#### YOUR TASK
Transcribe the records below exactly as they appear, omitting any pictures.
[START OF DATASET EXCERPTS]
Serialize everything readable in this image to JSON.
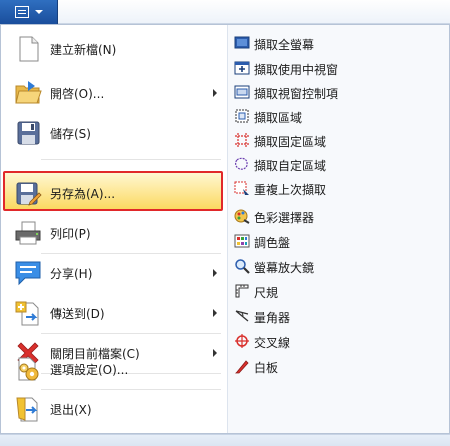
{
  "app_button": {
    "icon": "menu-icon"
  },
  "left_menu": [
    {
      "label": "建立新檔(N)",
      "icon": "new-file-icon",
      "submenu": false
    },
    {
      "label": "開啓(O)...",
      "icon": "open-folder-icon",
      "submenu": true
    },
    {
      "label": "儲存(S)",
      "icon": "save-icon",
      "submenu": false
    },
    {
      "label": "另存為(A)...",
      "icon": "save-as-icon",
      "submenu": false,
      "highlighted": true
    },
    {
      "label": "列印(P)",
      "icon": "printer-icon",
      "submenu": false
    },
    {
      "label": "分享(H)",
      "icon": "share-icon",
      "submenu": true
    },
    {
      "label": "傳送到(D)",
      "icon": "send-to-icon",
      "submenu": true
    },
    {
      "label": "關閉目前檔案(C)",
      "icon": "close-x-icon",
      "submenu": true
    },
    {
      "label": "選項設定(O)...",
      "icon": "settings-icon",
      "submenu": false
    },
    {
      "label": "退出(X)",
      "icon": "exit-icon",
      "submenu": false
    }
  ],
  "right_menu": [
    {
      "label": "擷取全螢幕",
      "icon": "fullscreen-capture-icon"
    },
    {
      "label": "擷取使用中視窗",
      "icon": "active-window-capture-icon"
    },
    {
      "label": "擷取視窗控制項",
      "icon": "window-control-capture-icon"
    },
    {
      "label": "擷取區域",
      "icon": "region-capture-icon"
    },
    {
      "label": "擷取固定區域",
      "icon": "fixed-region-capture-icon"
    },
    {
      "label": "擷取自定區域",
      "icon": "freehand-region-capture-icon"
    },
    {
      "label": "重複上次擷取",
      "icon": "repeat-capture-icon"
    },
    {
      "label": "色彩選擇器",
      "icon": "color-picker-icon"
    },
    {
      "label": "調色盤",
      "icon": "palette-icon"
    },
    {
      "label": "螢幕放大鏡",
      "icon": "magnifier-icon"
    },
    {
      "label": "尺規",
      "icon": "ruler-icon"
    },
    {
      "label": "量角器",
      "icon": "protractor-icon"
    },
    {
      "label": "交叉線",
      "icon": "crosshair-icon"
    },
    {
      "label": "白板",
      "icon": "whiteboard-icon"
    }
  ],
  "colors": {
    "highlight_border": "#e1282a",
    "highlight_fill": "#fde794",
    "app_button": "#1a4e9c"
  }
}
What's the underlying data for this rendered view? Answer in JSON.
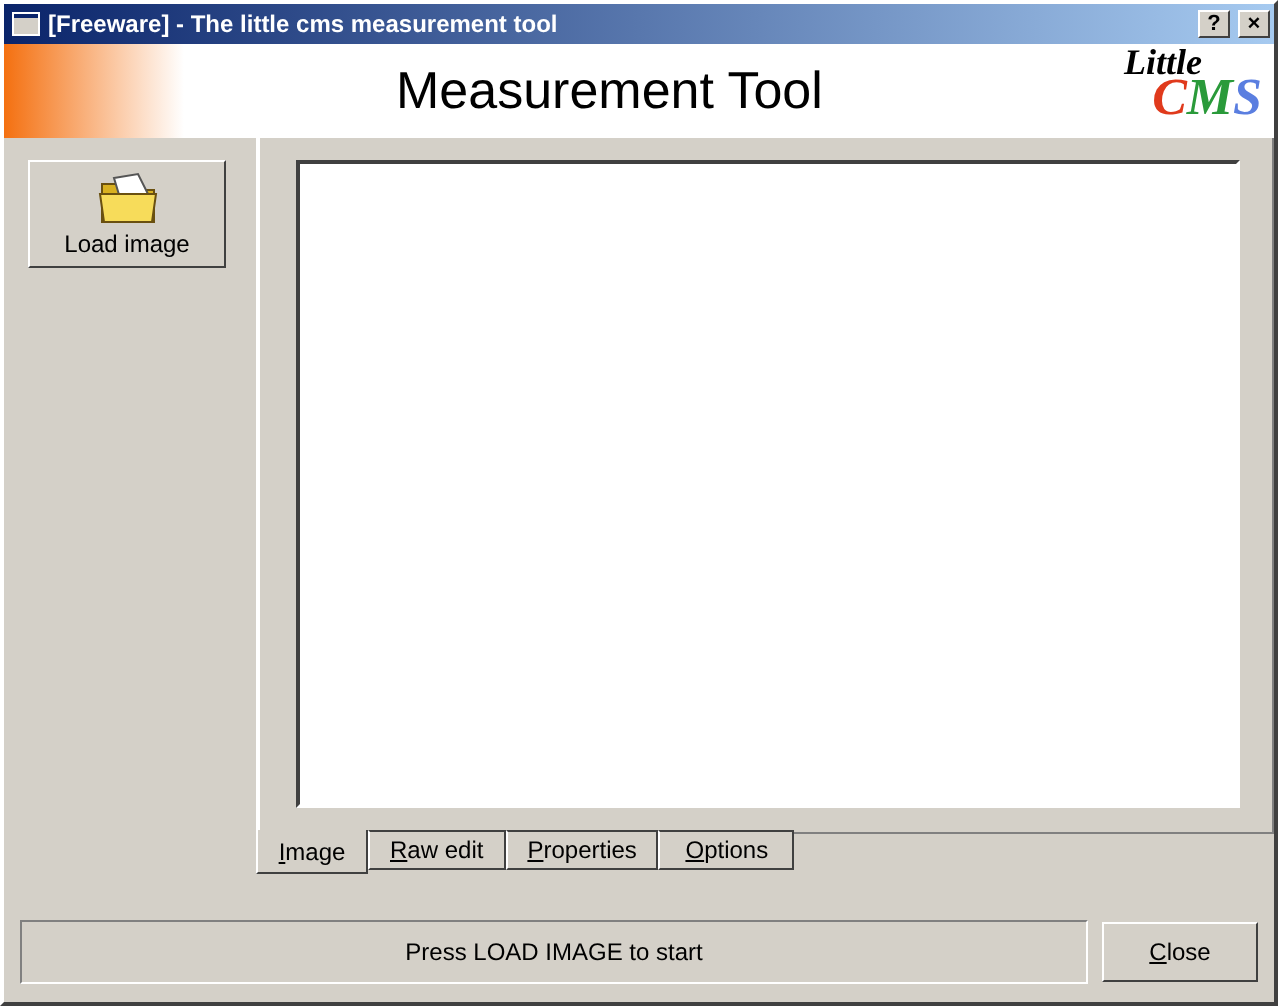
{
  "window": {
    "title": "[Freeware] - The little cms measurement tool",
    "buttons": [
      "?",
      "×"
    ]
  },
  "header": {
    "title": "Measurement Tool",
    "logo_top": "Little",
    "logo_bottom": "CMS"
  },
  "toolbar": {
    "load_button": "Load image"
  },
  "tabs": [
    {
      "label": "Image",
      "selected": true
    },
    {
      "label": "Raw edit",
      "selected": false
    },
    {
      "label": "Properties",
      "selected": false
    },
    {
      "label": "Options",
      "selected": false
    }
  ],
  "status_bar": {
    "message": "Press LOAD IMAGE to start",
    "close_button": "Close"
  }
}
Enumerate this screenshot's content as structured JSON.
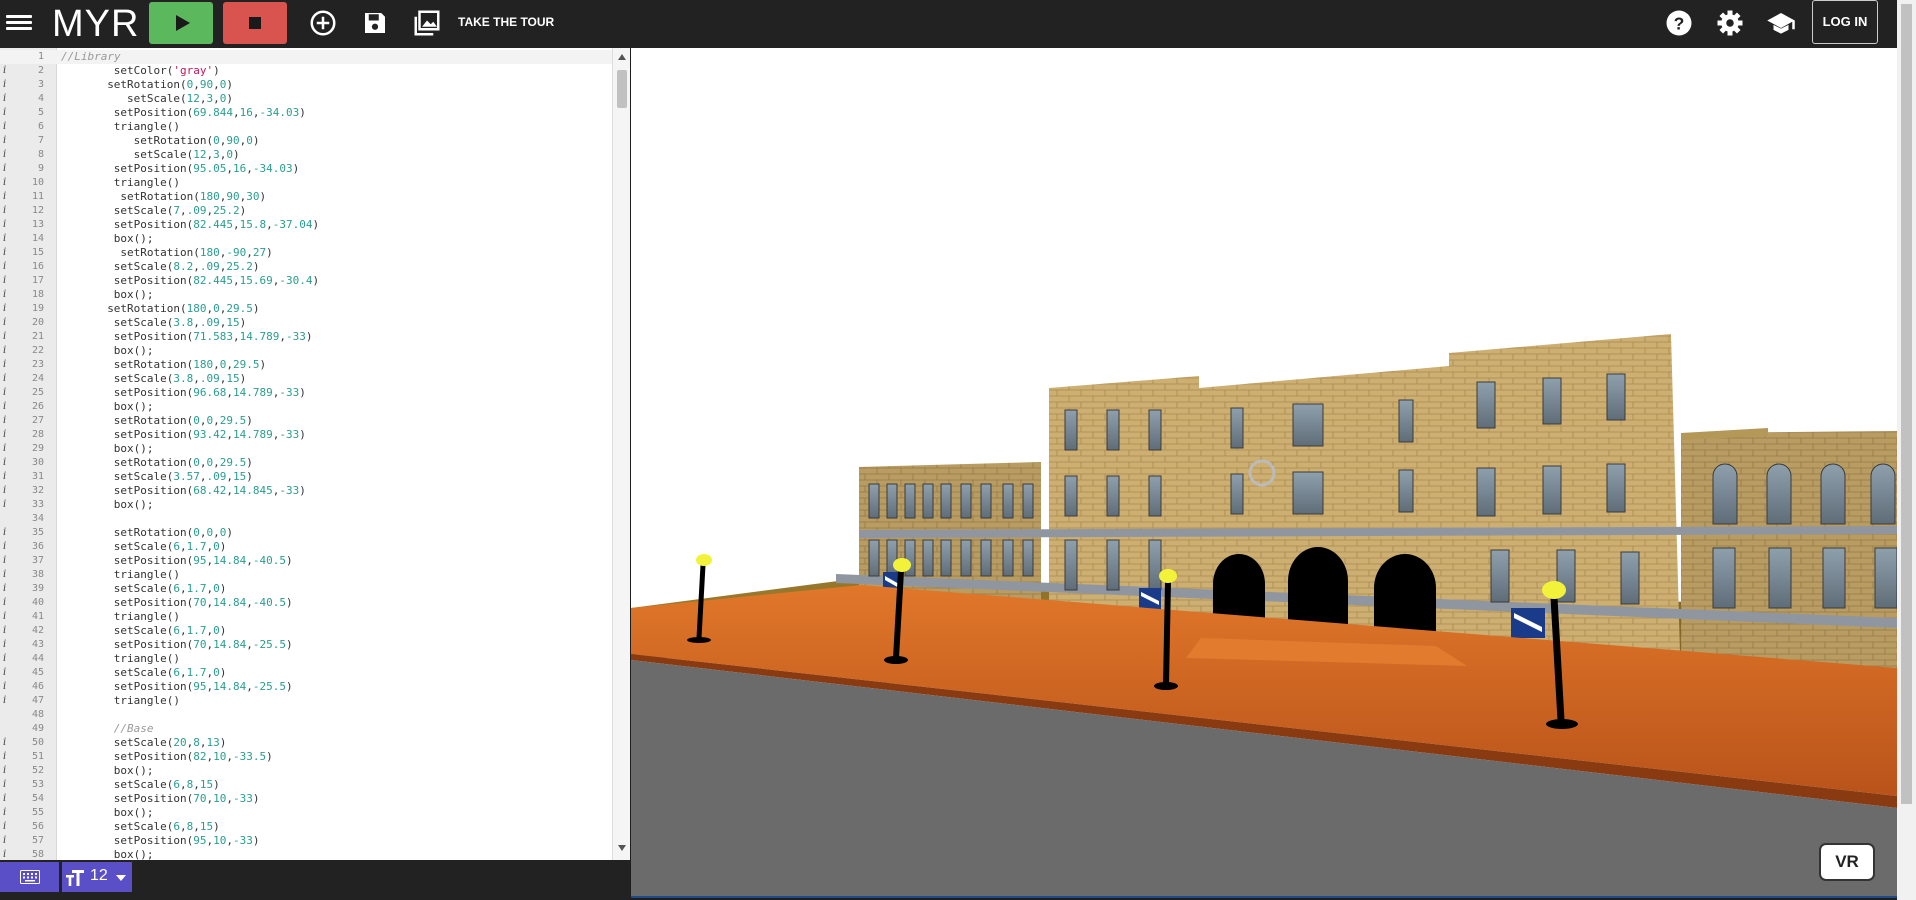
[END OF DATASET EXCERPTS]
#### RESULT OF THE EXERCISE
Serialize everything readable in this image to JSON.
{
  "app_button": {
    "icon": "menu-icon"
  },
  "left_menu": [
    {
      "label": "建立新檔(N)",
      "icon": "new-file-icon",
      "submenu": false
    },
    {
      "label": "開啓(O)...",
      "icon": "open-folder-icon",
      "submenu": true
    },
    {
      "label": "儲存(S)",
      "icon": "save-icon",
      "submenu": false
    },
    {
      "label": "另存為(A)...",
      "icon": "save-as-icon",
      "submenu": false,
      "highlighted": true
    },
    {
      "label": "列印(P)",
      "icon": "printer-icon",
      "submenu": false
    },
    {
      "label": "分享(H)",
      "icon": "share-icon",
      "submenu": true
    },
    {
      "label": "傳送到(D)",
      "icon": "send-to-icon",
      "submenu": true
    },
    {
      "label": "關閉目前檔案(C)",
      "icon": "close-x-icon",
      "submenu": true
    },
    {
      "label": "選項設定(O)...",
      "icon": "settings-icon",
      "submenu": false
    },
    {
      "label": "退出(X)",
      "icon": "exit-icon",
      "submenu": false
    }
  ],
  "right_menu": [
    {
      "label": "擷取全螢幕",
      "icon": "fullscreen-capture-icon"
    },
    {
      "label": "擷取使用中視窗",
      "icon": "active-window-capture-icon"
    },
    {
      "label": "擷取視窗控制項",
      "icon": "window-control-capture-icon"
    },
    {
      "label": "擷取區域",
      "icon": "region-capture-icon"
    },
    {
      "label": "擷取固定區域",
      "icon": "fixed-region-capture-icon"
    },
    {
      "label": "擷取自定區域",
      "icon": "freehand-region-capture-icon"
    },
    {
      "label": "重複上次擷取",
      "icon": "repeat-capture-icon"
    },
    {
      "label": "色彩選擇器",
      "icon": "color-picker-icon"
    },
    {
      "label": "調色盤",
      "icon": "palette-icon"
    },
    {
      "label": "螢幕放大鏡",
      "icon": "magnifier-icon"
    },
    {
      "label": "尺規",
      "icon": "ruler-icon"
    },
    {
      "label": "量角器",
      "icon": "protractor-icon"
    },
    {
      "label": "交叉線",
      "icon": "crosshair-icon"
    },
    {
      "label": "白板",
      "icon": "whiteboard-icon"
    }
  ],
  "colors": {
    "highlight_border": "#e1282a",
    "highlight_fill": "#fde794",
    "app_button": "#1a4e9c"
  }
}
What's the underlying data for this rendered view? Answer in JSON.
{
  "window": {
    "title": "[Freeware] - The little cms measurement tool",
    "buttons": [
      "?",
      "×"
    ]
  },
  "header": {
    "title": "Measurement Tool",
    "logo_top": "Little",
    "logo_bottom": "CMS"
  },
  "toolbar": {
    "load_button": "Load image"
  },
  "tabs": [
    {
      "label": "Image",
      "selected": true
    },
    {
      "label": "Raw edit",
      "selected": false
    },
    {
      "label": "Properties",
      "selected": false
    },
    {
      "label": "Options",
      "selected": false
    }
  ],
  "status_bar": {
    "message": "Press LOAD IMAGE to start",
    "close_button": "Close"
  }
}
Enumerate this screenshot's content as structured JSON.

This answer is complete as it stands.